• **DATA LISTING**:
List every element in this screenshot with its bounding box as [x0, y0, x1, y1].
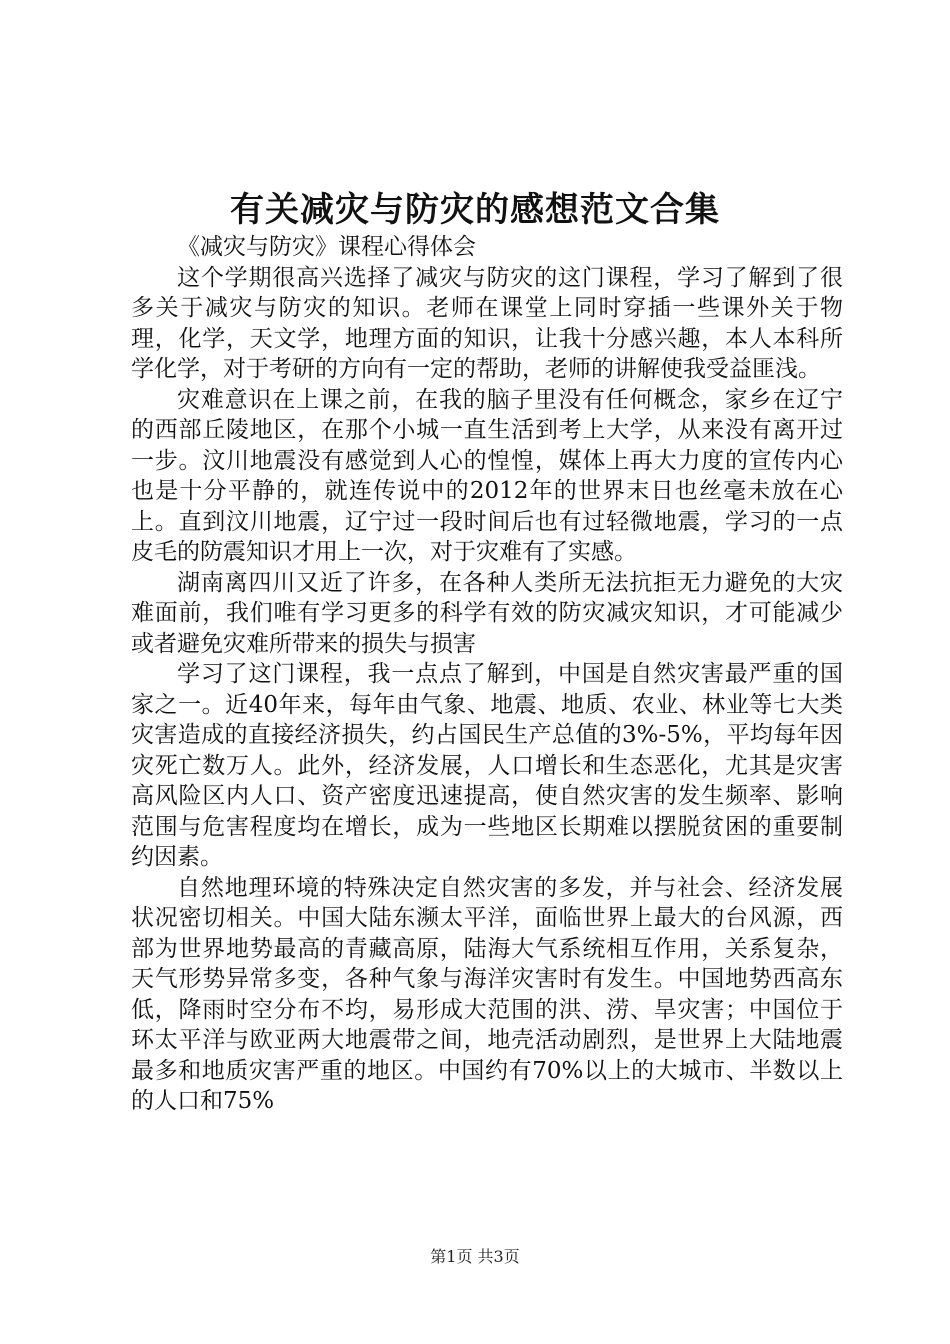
- paragraph-5: 自然地理环境的特殊决定自然灾害的多发，并与社会、经济发展状况密切相关。中国大陆东濒太平洋，面临世界上最大的台风源，西部为世界地势最高的青藏高原，陆海大气系统相互作用，关系复杂，天气形势异常多变，各种气象与海洋灾害时有发生。中国地势西高东低，降雨时空分布不均，易形成大范围的洪、涝、旱灾害；中国位于环太平洋与欧亚两大地震带之间，地壳活动剧烈，是世界上大陆地震最多和地质灾害严重的地区。中国约有70%以上的大城市、半数以上的人口和75%: [131, 874, 843, 1114]
- document-title: 有关减灾与防灾的感想范文合集: [230, 190, 720, 230]
- page-number-footer: 第1页 共3页: [430, 1247, 520, 1266]
- paragraph-2: 灾难意识在上课之前，在我的脑子里没有任何概念，家乡在辽宁的西部丘陵地区，在那个小城一直生活到考上大学，从来没有离开过一步。汶川地震没有感觉到人心的惶惶，媒体上再大力度的宣传内心也是十分平静的，就连传说中的2012年的世界末日也丝毫未放在心上。直到汶川地震，辽宁过一段时间后也有过轻微地震，学习的一点皮毛的防震知识才用上一次，对于灾难有了实感。: [131, 386, 843, 565]
- document-subtitle: 《减灾与防灾》课程心得体会: [177, 234, 476, 260]
- paragraph-4: 学习了这门课程，我一点点了解到，中国是自然灾害最严重的国家之一。近40年来，每年由气象、地震、地质、农业、林业等七大类灾害造成的直接经济损失，约占国民生产总值的3%-5%，平均每年因灾死亡数万人。此外，经济发展，人口增长和生态恶化，尤其是灾害高风险区内人口、资产密度迅速提高，使自然灾害的发生频率、影响范围与危害程度均在增长，成为一些地区长期难以摆脱贫困的重要制约因素。: [131, 661, 843, 870]
- paragraph-1: 这个学期很高兴选择了减灾与防灾的这门课程，学习了解到了很多关于减灾与防灾的知识。老师在课堂上同时穿插一些课外关于物理，化学，天文学，地理方面的知识，让我十分感兴趣，本人本科所学化学，对于考研的方向有一定的帮助，老师的讲解使我受益匪浅。: [131, 264, 843, 382]
- paragraph-3: 湖南离四川又近了许多，在各种人类所无法抗拒无力避免的大灾难面前，我们唯有学习更多的科学有效的防灾减灾知识，才可能减少或者避免灾难所带来的损失与损害: [131, 569, 843, 657]
- document-body: [131, 232, 843, 1117]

• **WHAT YOU NEED TO DO**: Return each line of the items above that contains the string "document".

• **SOLUTION TO THIS TASK**:
- document-title: 有关减灾与防灾的感想范文合集: [230, 190, 720, 230]
- document-subtitle: 《减灾与防灾》课程心得体会: [177, 234, 476, 260]
- document-body: [131, 232, 843, 1117]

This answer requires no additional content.